-- Start of Given data --

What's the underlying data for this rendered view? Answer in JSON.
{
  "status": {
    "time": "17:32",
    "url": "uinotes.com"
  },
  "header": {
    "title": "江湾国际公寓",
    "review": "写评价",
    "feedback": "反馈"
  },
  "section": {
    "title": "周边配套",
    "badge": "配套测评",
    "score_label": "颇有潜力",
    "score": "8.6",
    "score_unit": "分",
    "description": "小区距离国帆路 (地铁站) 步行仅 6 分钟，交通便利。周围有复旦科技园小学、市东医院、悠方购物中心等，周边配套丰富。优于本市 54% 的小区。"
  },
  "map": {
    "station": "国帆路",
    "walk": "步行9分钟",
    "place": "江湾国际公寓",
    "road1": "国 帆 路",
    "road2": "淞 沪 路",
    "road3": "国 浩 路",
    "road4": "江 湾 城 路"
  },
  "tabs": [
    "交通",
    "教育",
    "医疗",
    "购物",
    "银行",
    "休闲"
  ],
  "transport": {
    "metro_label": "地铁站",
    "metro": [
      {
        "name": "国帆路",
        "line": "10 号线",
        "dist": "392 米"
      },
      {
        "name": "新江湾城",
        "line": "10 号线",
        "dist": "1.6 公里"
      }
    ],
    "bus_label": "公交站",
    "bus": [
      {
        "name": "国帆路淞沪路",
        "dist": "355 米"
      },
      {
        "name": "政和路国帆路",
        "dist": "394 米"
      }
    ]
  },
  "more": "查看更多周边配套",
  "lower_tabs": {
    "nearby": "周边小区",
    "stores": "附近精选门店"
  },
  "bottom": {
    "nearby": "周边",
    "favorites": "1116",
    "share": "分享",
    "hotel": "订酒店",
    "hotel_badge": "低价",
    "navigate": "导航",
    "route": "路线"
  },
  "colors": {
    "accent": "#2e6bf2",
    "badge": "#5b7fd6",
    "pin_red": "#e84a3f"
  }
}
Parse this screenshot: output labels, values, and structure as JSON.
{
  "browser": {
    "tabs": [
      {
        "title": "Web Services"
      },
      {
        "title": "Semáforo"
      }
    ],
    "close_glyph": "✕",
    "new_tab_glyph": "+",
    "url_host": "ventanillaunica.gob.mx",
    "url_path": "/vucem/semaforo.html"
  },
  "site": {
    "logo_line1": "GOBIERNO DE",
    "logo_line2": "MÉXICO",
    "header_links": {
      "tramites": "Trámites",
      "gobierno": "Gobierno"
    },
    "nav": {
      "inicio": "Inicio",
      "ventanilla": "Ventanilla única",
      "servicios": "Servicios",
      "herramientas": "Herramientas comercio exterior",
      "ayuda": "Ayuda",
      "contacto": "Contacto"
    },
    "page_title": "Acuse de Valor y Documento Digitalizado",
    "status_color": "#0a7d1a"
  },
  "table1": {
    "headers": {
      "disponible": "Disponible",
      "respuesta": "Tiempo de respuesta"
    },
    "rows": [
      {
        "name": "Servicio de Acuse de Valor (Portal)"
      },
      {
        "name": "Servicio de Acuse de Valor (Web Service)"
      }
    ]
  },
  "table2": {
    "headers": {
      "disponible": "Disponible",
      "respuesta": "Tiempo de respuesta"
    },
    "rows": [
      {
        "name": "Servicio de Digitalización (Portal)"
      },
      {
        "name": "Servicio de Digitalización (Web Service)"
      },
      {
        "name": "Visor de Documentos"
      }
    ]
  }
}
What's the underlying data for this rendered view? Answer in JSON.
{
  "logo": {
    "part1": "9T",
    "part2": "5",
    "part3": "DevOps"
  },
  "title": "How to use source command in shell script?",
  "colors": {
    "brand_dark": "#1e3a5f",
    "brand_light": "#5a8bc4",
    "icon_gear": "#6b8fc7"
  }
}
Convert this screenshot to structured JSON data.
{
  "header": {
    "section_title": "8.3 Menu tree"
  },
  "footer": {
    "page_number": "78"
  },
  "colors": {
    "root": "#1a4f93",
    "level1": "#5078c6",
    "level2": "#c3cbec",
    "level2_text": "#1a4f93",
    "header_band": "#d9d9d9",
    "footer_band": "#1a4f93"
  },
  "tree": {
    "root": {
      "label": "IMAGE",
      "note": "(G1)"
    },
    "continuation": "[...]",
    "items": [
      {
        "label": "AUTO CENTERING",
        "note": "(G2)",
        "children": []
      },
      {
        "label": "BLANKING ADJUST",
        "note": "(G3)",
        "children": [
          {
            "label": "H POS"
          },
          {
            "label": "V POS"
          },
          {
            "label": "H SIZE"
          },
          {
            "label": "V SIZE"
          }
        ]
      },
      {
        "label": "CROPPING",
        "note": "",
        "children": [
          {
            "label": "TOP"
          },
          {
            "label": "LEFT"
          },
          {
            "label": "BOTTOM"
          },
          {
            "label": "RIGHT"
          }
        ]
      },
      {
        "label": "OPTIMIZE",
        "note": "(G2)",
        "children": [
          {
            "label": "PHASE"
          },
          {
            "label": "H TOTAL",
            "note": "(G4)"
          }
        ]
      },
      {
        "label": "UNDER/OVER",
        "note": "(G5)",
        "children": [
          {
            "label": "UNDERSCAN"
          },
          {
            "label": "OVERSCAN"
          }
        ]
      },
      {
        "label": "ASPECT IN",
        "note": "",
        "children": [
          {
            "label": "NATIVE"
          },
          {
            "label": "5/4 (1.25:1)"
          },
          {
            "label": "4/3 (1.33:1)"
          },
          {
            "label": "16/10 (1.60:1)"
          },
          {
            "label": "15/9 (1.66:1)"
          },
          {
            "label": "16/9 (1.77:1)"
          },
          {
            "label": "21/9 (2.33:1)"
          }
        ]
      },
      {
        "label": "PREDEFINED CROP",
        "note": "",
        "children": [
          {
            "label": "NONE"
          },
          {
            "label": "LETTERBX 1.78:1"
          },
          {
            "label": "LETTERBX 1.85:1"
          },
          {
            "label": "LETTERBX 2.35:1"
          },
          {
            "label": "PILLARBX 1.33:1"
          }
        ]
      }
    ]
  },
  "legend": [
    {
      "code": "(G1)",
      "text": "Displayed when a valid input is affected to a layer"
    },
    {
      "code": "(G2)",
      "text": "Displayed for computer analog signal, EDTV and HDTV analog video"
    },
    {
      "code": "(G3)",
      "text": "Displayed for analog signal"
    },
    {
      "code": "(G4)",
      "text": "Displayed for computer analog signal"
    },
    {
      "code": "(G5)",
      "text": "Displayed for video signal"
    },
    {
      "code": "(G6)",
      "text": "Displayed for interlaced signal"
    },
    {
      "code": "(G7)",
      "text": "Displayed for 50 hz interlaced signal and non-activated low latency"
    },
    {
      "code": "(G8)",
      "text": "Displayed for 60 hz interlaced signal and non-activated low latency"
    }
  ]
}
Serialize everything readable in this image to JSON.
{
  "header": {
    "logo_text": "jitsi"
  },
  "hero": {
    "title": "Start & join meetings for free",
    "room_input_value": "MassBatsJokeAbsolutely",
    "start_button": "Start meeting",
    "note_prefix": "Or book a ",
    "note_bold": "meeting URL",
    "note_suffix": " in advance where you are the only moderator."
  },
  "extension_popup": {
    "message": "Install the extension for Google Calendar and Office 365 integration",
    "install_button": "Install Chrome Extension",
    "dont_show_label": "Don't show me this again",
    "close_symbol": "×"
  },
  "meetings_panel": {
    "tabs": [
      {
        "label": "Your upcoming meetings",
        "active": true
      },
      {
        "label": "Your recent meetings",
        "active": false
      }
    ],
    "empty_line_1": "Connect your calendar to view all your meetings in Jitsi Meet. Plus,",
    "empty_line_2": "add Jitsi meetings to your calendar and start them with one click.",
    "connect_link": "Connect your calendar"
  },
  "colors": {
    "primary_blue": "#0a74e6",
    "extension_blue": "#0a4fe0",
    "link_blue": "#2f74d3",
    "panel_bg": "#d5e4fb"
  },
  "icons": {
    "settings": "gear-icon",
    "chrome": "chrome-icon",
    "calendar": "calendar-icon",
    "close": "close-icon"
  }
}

-- End of Given data --

- [What is being asked] The word "Connect" appears in how many lines of the data? Answer with only the number.

- [Response] 2